▸ TO DO
From the records below, extract all the text exactly and leave the images behind.
________________________________________
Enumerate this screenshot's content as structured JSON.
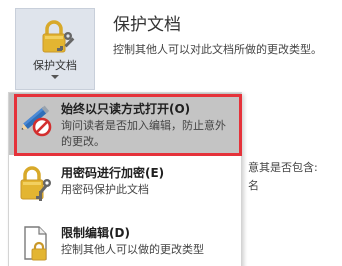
{
  "ribbon": {
    "protect_button_label": "保护文档"
  },
  "panel": {
    "heading": "保护文档",
    "description": "控制其他人可以对此文档所做的更改类型。"
  },
  "behind_menu": {
    "line1": "意其是否包含:",
    "line2": "名"
  },
  "menu": {
    "items": [
      {
        "title": "始终以只读方式打开(O)",
        "subtitle": "询问读者是否加入编辑，防止意外的更改。",
        "icon": "pencil-no-entry-icon"
      },
      {
        "title": "用密码进行加密(E)",
        "subtitle": "用密码保护此文档",
        "icon": "lock-key-icon"
      },
      {
        "title": "限制编辑(D)",
        "subtitle": "控制其他人可以做的更改类型",
        "icon": "document-lock-icon"
      }
    ]
  },
  "colors": {
    "highlight_border": "#e5323a",
    "selected_background": "#c4c4c4",
    "ribbon_button_background": "#dfe4ec",
    "lock_gold": "#e3b531"
  }
}
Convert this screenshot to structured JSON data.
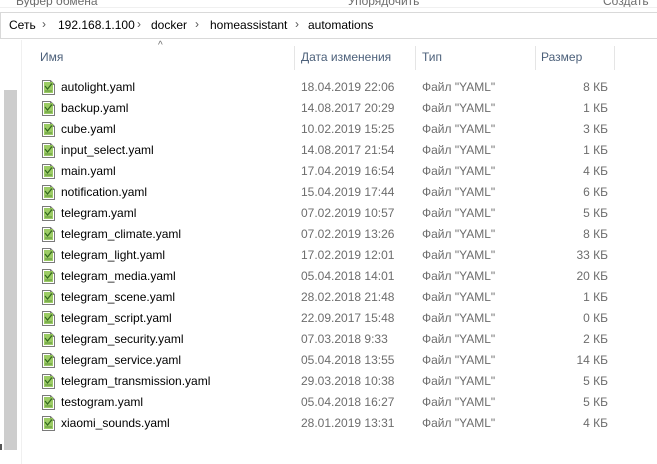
{
  "ribbon": {
    "left_label": "Буфер обмена",
    "middle_label": "Упорядочить",
    "right_label": "Создать"
  },
  "breadcrumb": {
    "segments": [
      "Сеть",
      "192.168.1.100",
      "docker",
      "homeassistant",
      "automations"
    ],
    "separator": "›"
  },
  "columns": {
    "name": "Имя",
    "date": "Дата изменения",
    "type": "Тип",
    "size": "Размер",
    "sort_indicator": "^"
  },
  "files": [
    {
      "name": "autolight.yaml",
      "date": "18.04.2019 22:06",
      "type": "Файл \"YAML\"",
      "size": "8 КБ"
    },
    {
      "name": "backup.yaml",
      "date": "14.08.2017 20:29",
      "type": "Файл \"YAML\"",
      "size": "1 КБ"
    },
    {
      "name": "cube.yaml",
      "date": "10.02.2019 15:25",
      "type": "Файл \"YAML\"",
      "size": "3 КБ"
    },
    {
      "name": "input_select.yaml",
      "date": "14.08.2017 21:54",
      "type": "Файл \"YAML\"",
      "size": "1 КБ"
    },
    {
      "name": "main.yaml",
      "date": "17.04.2019 16:54",
      "type": "Файл \"YAML\"",
      "size": "4 КБ"
    },
    {
      "name": "notification.yaml",
      "date": "15.04.2019 17:44",
      "type": "Файл \"YAML\"",
      "size": "6 КБ"
    },
    {
      "name": "telegram.yaml",
      "date": "07.02.2019 10:57",
      "type": "Файл \"YAML\"",
      "size": "5 КБ"
    },
    {
      "name": "telegram_climate.yaml",
      "date": "07.02.2019 13:26",
      "type": "Файл \"YAML\"",
      "size": "8 КБ"
    },
    {
      "name": "telegram_light.yaml",
      "date": "17.02.2019 12:01",
      "type": "Файл \"YAML\"",
      "size": "33 КБ"
    },
    {
      "name": "telegram_media.yaml",
      "date": "05.04.2018 14:01",
      "type": "Файл \"YAML\"",
      "size": "20 КБ"
    },
    {
      "name": "telegram_scene.yaml",
      "date": "28.02.2018 21:48",
      "type": "Файл \"YAML\"",
      "size": "1 КБ"
    },
    {
      "name": "telegram_script.yaml",
      "date": "22.09.2017 15:48",
      "type": "Файл \"YAML\"",
      "size": "0 КБ"
    },
    {
      "name": "telegram_security.yaml",
      "date": "07.03.2018 9:33",
      "type": "Файл \"YAML\"",
      "size": "2 КБ"
    },
    {
      "name": "telegram_service.yaml",
      "date": "05.04.2018 13:55",
      "type": "Файл \"YAML\"",
      "size": "14 КБ"
    },
    {
      "name": "telegram_transmission.yaml",
      "date": "29.03.2018 10:38",
      "type": "Файл \"YAML\"",
      "size": "5 КБ"
    },
    {
      "name": "testogram.yaml",
      "date": "05.04.2018 16:27",
      "type": "Файл \"YAML\"",
      "size": "5 КБ"
    },
    {
      "name": "xiaomi_sounds.yaml",
      "date": "28.01.2019 13:31",
      "type": "Файл \"YAML\"",
      "size": "4 КБ"
    }
  ],
  "icons": {
    "file": "yaml-file-icon",
    "chevron": "chevron-right-icon"
  },
  "colors": {
    "header_text": "#4c607a",
    "meta_text": "#6d6d6d",
    "icon_green": "#7cb342"
  }
}
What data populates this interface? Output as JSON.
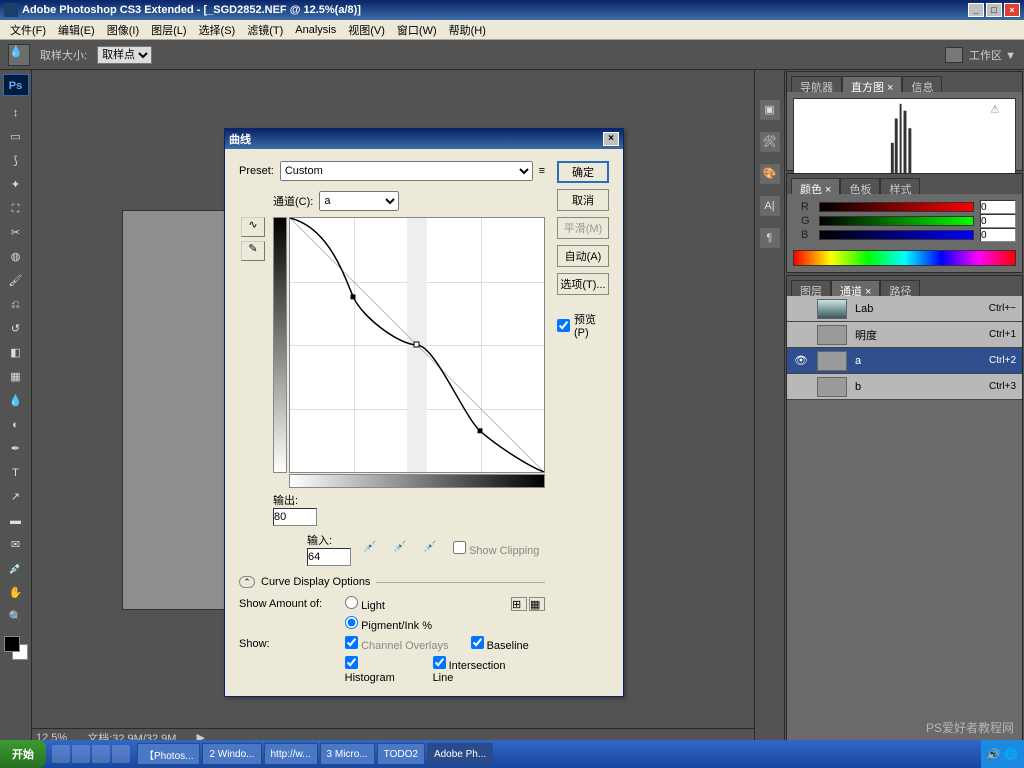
{
  "title": "Adobe Photoshop CS3 Extended - [_SGD2852.NEF @ 12.5%(a/8)]",
  "menu": [
    "文件(F)",
    "编辑(E)",
    "图像(I)",
    "图层(L)",
    "选择(S)",
    "滤镜(T)",
    "Analysis",
    "视图(V)",
    "窗口(W)",
    "帮助(H)"
  ],
  "optbar": {
    "sample_label": "取样大小:",
    "sample_value": "取样点",
    "workarea": "工作区 ▼"
  },
  "status": {
    "zoom": "12.5%",
    "doc": "文档:32.9M/32.9M"
  },
  "panels": {
    "nav_tabs": [
      "导航器",
      "直方图 ×",
      "信息"
    ],
    "color_tabs": [
      "颜色 ×",
      "色板",
      "样式"
    ],
    "color": {
      "r": "0",
      "g": "0",
      "b": "0"
    },
    "layer_tabs": [
      "图层",
      "通道 ×",
      "路径"
    ],
    "channels": [
      {
        "name": "Lab",
        "sc": "Ctrl+~",
        "sel": false,
        "eye": false,
        "thumb": "lab"
      },
      {
        "name": "明度",
        "sc": "Ctrl+1",
        "sel": false,
        "eye": false,
        "thumb": "g"
      },
      {
        "name": "a",
        "sc": "Ctrl+2",
        "sel": true,
        "eye": true,
        "thumb": "g"
      },
      {
        "name": "b",
        "sc": "Ctrl+3",
        "sel": false,
        "eye": false,
        "thumb": "g"
      }
    ]
  },
  "dialog": {
    "title": "曲线",
    "preset_label": "Preset:",
    "preset_value": "Custom",
    "channel_label": "通道(C):",
    "channel_value": "a",
    "output_label": "输出:",
    "output_value": "80",
    "input_label": "输入:",
    "input_value": "64",
    "show_clipping": "Show Clipping",
    "cdo": "Curve Display Options",
    "show_amount": "Show Amount of:",
    "light": "Light",
    "pigment": "Pigment/Ink %",
    "show": "Show:",
    "chov": "Channel Overlays",
    "baseline": "Baseline",
    "histogram": "Histogram",
    "intersection": "Intersection Line",
    "ok": "确定",
    "cancel": "取消",
    "smooth": "平滑(M)",
    "auto": "自动(A)",
    "options": "选项(T)...",
    "preview": "预览(P)"
  },
  "chart_data": {
    "type": "line",
    "title": "曲线 (a channel)",
    "xlabel": "输入",
    "ylabel": "输出",
    "x": [
      0,
      64,
      128,
      192,
      255
    ],
    "values": [
      0,
      80,
      128,
      215,
      255
    ],
    "xlim": [
      0,
      255
    ],
    "ylim": [
      0,
      255
    ]
  },
  "taskbar": {
    "start": "开始",
    "tasks": [
      "【Photos...",
      "2 Windo...",
      "http://w...",
      "3 Micro...",
      "TODO2",
      "Adobe Ph..."
    ],
    "watermark": "PS爱好者教程网"
  }
}
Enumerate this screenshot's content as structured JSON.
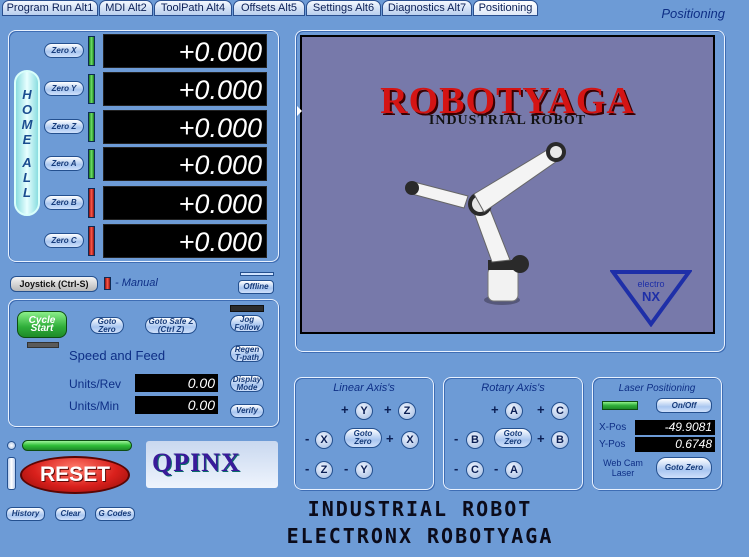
________________________________________
▸ FINAL RESULT
Enumerate this screenshot's content as structured JSON.
{
  "ribbon": {
    "protect_button_label": "保护文档"
  },
  "panel": {
    "heading": "保护文档",
    "description": "控制其他人可以对此文档所做的更改类型。"
  },
  "behind_menu": {
    "line1": "意其是否包含:",
    "line2": "名"
  },
  "menu": {
    "items": [
      {
        "title": "始终以只读方式打开(O)",
        "subtitle": "询问读者是否加入编辑，防止意外的更改。",
        "icon": "pencil-no-entry-icon"
      },
      {
        "title": "用密码进行加密(E)",
        "subtitle": "用密码保护此文档",
        "icon": "lock-key-icon"
      },
      {
        "title": "限制编辑(D)",
        "subtitle": "控制其他人可以做的更改类型",
        "icon": "document-lock-icon"
      }
    ]
  },
  "colors": {
    "highlight_border": "#e5323a",
    "selected_background": "#c4c4c4",
    "ribbon_button_background": "#dfe4ec",
    "lock_gold": "#e3b531"
  }
}
Convert this screenshot to structured JSON data.
{
  "ribbon": {
    "left_label": "Буфер обмена",
    "middle_label": "Упорядочить",
    "right_label": "Создать"
  },
  "breadcrumb": {
    "segments": [
      "Сеть",
      "192.168.1.100",
      "docker",
      "homeassistant",
      "automations"
    ],
    "separator": "›"
  },
  "columns": {
    "name": "Имя",
    "date": "Дата изменения",
    "type": "Тип",
    "size": "Размер",
    "sort_indicator": "^"
  },
  "files": [
    {
      "name": "autolight.yaml",
      "date": "18.04.2019 22:06",
      "type": "Файл \"YAML\"",
      "size": "8 КБ"
    },
    {
      "name": "backup.yaml",
      "date": "14.08.2017 20:29",
      "type": "Файл \"YAML\"",
      "size": "1 КБ"
    },
    {
      "name": "cube.yaml",
      "date": "10.02.2019 15:25",
      "type": "Файл \"YAML\"",
      "size": "3 КБ"
    },
    {
      "name": "input_select.yaml",
      "date": "14.08.2017 21:54",
      "type": "Файл \"YAML\"",
      "size": "1 КБ"
    },
    {
      "name": "main.yaml",
      "date": "17.04.2019 16:54",
      "type": "Файл \"YAML\"",
      "size": "4 КБ"
    },
    {
      "name": "notification.yaml",
      "date": "15.04.2019 17:44",
      "type": "Файл \"YAML\"",
      "size": "6 КБ"
    },
    {
      "name": "telegram.yaml",
      "date": "07.02.2019 10:57",
      "type": "Файл \"YAML\"",
      "size": "5 КБ"
    },
    {
      "name": "telegram_climate.yaml",
      "date": "07.02.2019 13:26",
      "type": "Файл \"YAML\"",
      "size": "8 КБ"
    },
    {
      "name": "telegram_light.yaml",
      "date": "17.02.2019 12:01",
      "type": "Файл \"YAML\"",
      "size": "33 КБ"
    },
    {
      "name": "telegram_media.yaml",
      "date": "05.04.2018 14:01",
      "type": "Файл \"YAML\"",
      "size": "20 КБ"
    },
    {
      "name": "telegram_scene.yaml",
      "date": "28.02.2018 21:48",
      "type": "Файл \"YAML\"",
      "size": "1 КБ"
    },
    {
      "name": "telegram_script.yaml",
      "date": "22.09.2017 15:48",
      "type": "Файл \"YAML\"",
      "size": "0 КБ"
    },
    {
      "name": "telegram_security.yaml",
      "date": "07.03.2018 9:33",
      "type": "Файл \"YAML\"",
      "size": "2 КБ"
    },
    {
      "name": "telegram_service.yaml",
      "date": "05.04.2018 13:55",
      "type": "Файл \"YAML\"",
      "size": "14 КБ"
    },
    {
      "name": "telegram_transmission.yaml",
      "date": "29.03.2018 10:38",
      "type": "Файл \"YAML\"",
      "size": "5 КБ"
    },
    {
      "name": "testogram.yaml",
      "date": "05.04.2018 16:27",
      "type": "Файл \"YAML\"",
      "size": "5 КБ"
    },
    {
      "name": "xiaomi_sounds.yaml",
      "date": "28.01.2019 13:31",
      "type": "Файл \"YAML\"",
      "size": "4 КБ"
    }
  ],
  "icons": {
    "file": "yaml-file-icon",
    "chevron": "chevron-right-icon"
  },
  "colors": {
    "header_text": "#4c607a",
    "meta_text": "#6d6d6d",
    "icon_green": "#7cb342"
  }
}
What data populates this interface? Output as JSON.
{
  "title": "Adobe Photoshop CS3 Extended - [_SGD2852.NEF @ 12.5%(a/8)]",
  "menu": [
    "文件(F)",
    "编辑(E)",
    "图像(I)",
    "图层(L)",
    "选择(S)",
    "滤镜(T)",
    "Analysis",
    "视图(V)",
    "窗口(W)",
    "帮助(H)"
  ],
  "optbar": {
    "sample_label": "取样大小:",
    "sample_value": "取样点",
    "workarea": "工作区 ▼"
  },
  "status": {
    "zoom": "12.5%",
    "doc": "文档:32.9M/32.9M"
  },
  "panels": {
    "nav_tabs": [
      "导航器",
      "直方图 ×",
      "信息"
    ],
    "color_tabs": [
      "颜色 ×",
      "色板",
      "样式"
    ],
    "color": {
      "r": "0",
      "g": "0",
      "b": "0"
    },
    "layer_tabs": [
      "图层",
      "通道 ×",
      "路径"
    ],
    "channels": [
      {
        "name": "Lab",
        "sc": "Ctrl+~",
        "sel": false,
        "eye": false,
        "thumb": "lab"
      },
      {
        "name": "明度",
        "sc": "Ctrl+1",
        "sel": false,
        "eye": false,
        "thumb": "g"
      },
      {
        "name": "a",
        "sc": "Ctrl+2",
        "sel": true,
        "eye": true,
        "thumb": "g"
      },
      {
        "name": "b",
        "sc": "Ctrl+3",
        "sel": false,
        "eye": false,
        "thumb": "g"
      }
    ]
  },
  "dialog": {
    "title": "曲线",
    "preset_label": "Preset:",
    "preset_value": "Custom",
    "channel_label": "通道(C):",
    "channel_value": "a",
    "output_label": "输出:",
    "output_value": "80",
    "input_label": "输入:",
    "input_value": "64",
    "show_clipping": "Show Clipping",
    "cdo": "Curve Display Options",
    "show_amount": "Show Amount of:",
    "light": "Light",
    "pigment": "Pigment/Ink %",
    "show": "Show:",
    "chov": "Channel Overlays",
    "baseline": "Baseline",
    "histogram": "Histogram",
    "intersection": "Intersection Line",
    "ok": "确定",
    "cancel": "取消",
    "smooth": "平滑(M)",
    "auto": "自动(A)",
    "options": "选项(T)...",
    "preview": "预览(P)"
  },
  "chart_data": {
    "type": "line",
    "title": "曲线 (a channel)",
    "xlabel": "输入",
    "ylabel": "输出",
    "x": [
      0,
      64,
      128,
      192,
      255
    ],
    "values": [
      0,
      80,
      128,
      215,
      255
    ],
    "xlim": [
      0,
      255
    ],
    "ylim": [
      0,
      255
    ]
  },
  "taskbar": {
    "start": "开始",
    "tasks": [
      "【Photos...",
      "2 Windo...",
      "http://w...",
      "3 Micro...",
      "TODO2",
      "Adobe Ph..."
    ],
    "watermark": "PS爱好者教程网"
  }
}
Enumerate this screenshot's content as structured JSON.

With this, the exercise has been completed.